■ WHAT NEEDS TO BE DONE:
Transcribe each line exactly.

■ DATASET EXCERPTS:
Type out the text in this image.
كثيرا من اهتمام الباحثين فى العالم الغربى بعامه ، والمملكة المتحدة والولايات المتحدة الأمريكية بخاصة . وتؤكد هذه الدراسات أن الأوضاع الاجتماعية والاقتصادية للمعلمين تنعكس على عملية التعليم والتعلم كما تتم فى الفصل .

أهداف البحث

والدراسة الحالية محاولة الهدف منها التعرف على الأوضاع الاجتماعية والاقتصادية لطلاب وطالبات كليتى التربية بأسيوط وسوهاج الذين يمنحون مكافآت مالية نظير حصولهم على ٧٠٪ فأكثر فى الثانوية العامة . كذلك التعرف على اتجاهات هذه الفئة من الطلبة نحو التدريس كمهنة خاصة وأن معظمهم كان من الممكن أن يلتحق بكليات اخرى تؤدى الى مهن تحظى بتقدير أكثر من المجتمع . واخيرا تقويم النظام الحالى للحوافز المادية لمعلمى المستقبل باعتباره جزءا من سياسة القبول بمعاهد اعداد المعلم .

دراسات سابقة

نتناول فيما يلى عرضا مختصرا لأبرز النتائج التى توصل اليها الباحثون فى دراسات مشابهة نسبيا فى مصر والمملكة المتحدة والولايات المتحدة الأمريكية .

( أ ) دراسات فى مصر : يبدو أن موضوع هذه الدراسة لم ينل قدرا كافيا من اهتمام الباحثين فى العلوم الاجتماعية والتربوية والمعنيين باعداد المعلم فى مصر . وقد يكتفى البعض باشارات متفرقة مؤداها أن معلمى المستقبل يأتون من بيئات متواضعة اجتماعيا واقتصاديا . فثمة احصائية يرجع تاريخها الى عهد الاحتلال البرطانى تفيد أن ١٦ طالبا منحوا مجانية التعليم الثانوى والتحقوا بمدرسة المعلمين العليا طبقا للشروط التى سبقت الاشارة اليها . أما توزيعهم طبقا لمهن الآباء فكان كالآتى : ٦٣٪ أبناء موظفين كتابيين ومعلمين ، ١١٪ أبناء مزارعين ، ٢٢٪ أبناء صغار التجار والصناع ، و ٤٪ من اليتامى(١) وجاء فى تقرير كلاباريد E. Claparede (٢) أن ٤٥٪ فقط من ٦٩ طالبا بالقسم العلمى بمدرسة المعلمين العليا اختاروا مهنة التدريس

■ WRITTEN SOLUTION:
Type out the text in this image.
كثيرا من اهتمام الباحثين فى العالم الغربى بعامه ، والمملكة المتحدة والولايات المتحدة الأمريكية بخاصة . وتؤكد هذه الدراسات أن الأوضاع الاجتماعية والاقتصادية للمعلمين تنعكس على عملية التعليم والتعلم كما تتم فى الفصل .

أهداف البحث

والدراسة الحالية محاولة الهدف منها التعرف على الأوضاع الاجتماعية والاقتصادية لطلاب وطالبات كليتى التربية بأسيوط وسوهاج الذين يمنحون مكافآت مالية نظير حصولهم على ٧٠٪ فأكثر فى الثانوية العامة . كذلك التعرف على اتجاهات هذه الفئة من الطلبة نحو التدريس كمهنة خاصة وأن معظمهم كان من الممكن أن يلتحق بكليات اخرى تؤدى الى مهن تحظى بتقدير أكثر من المجتمع . واخيرا تقويم النظام الحالى للحوافز المادية لمعلمى المستقبل باعتباره جزءا من سياسة القبول بمعاهد اعداد المعلم .

دراسات سابقة

نتناول فيما يلى عرضا مختصرا لأبرز النتائج التى توصل اليها الباحثون فى دراسات مشابهة نسبيا فى مصر والمملكة المتحدة والولايات المتحدة الأمريكية .

( أ ) دراسات فى مصر : يبدو أن موضوع هذه الدراسة لم ينل قدرا كافيا من اهتمام الباحثين فى العلوم الاجتماعية والتربوية والمعنيين باعداد المعلم فى مصر . وقد يكتفى البعض باشارات متفرقة مؤداها أن معلمى المستقبل يأتون من بيئات متواضعة اجتماعيا واقتصاديا . فثمة احصائية يرجع تاريخها الى عهد الاحتلال البرطانى تفيد أن ١٦ طالبا منحوا مجانية التعليم الثانوى والتحقوا بمدرسة المعلمين العليا طبقا للشروط التى سبقت الاشارة اليها . أما توزيعهم طبقا لمهن الآباء فكان كالآتى : ٦٣٪ أبناء موظفين كتابيين ومعلمين ، ١١٪ أبناء مزارعين ، ٢٢٪ أبناء صغار التجار والصناع ، و ٤٪ من اليتامى(١) وجاء فى تقرير كلاباريد E. Claparede (٢) أن ٤٥٪ فقط من ٦٩ طالبا بالقسم العلمى بمدرسة المعلمين العليا اختاروا مهنة التدريس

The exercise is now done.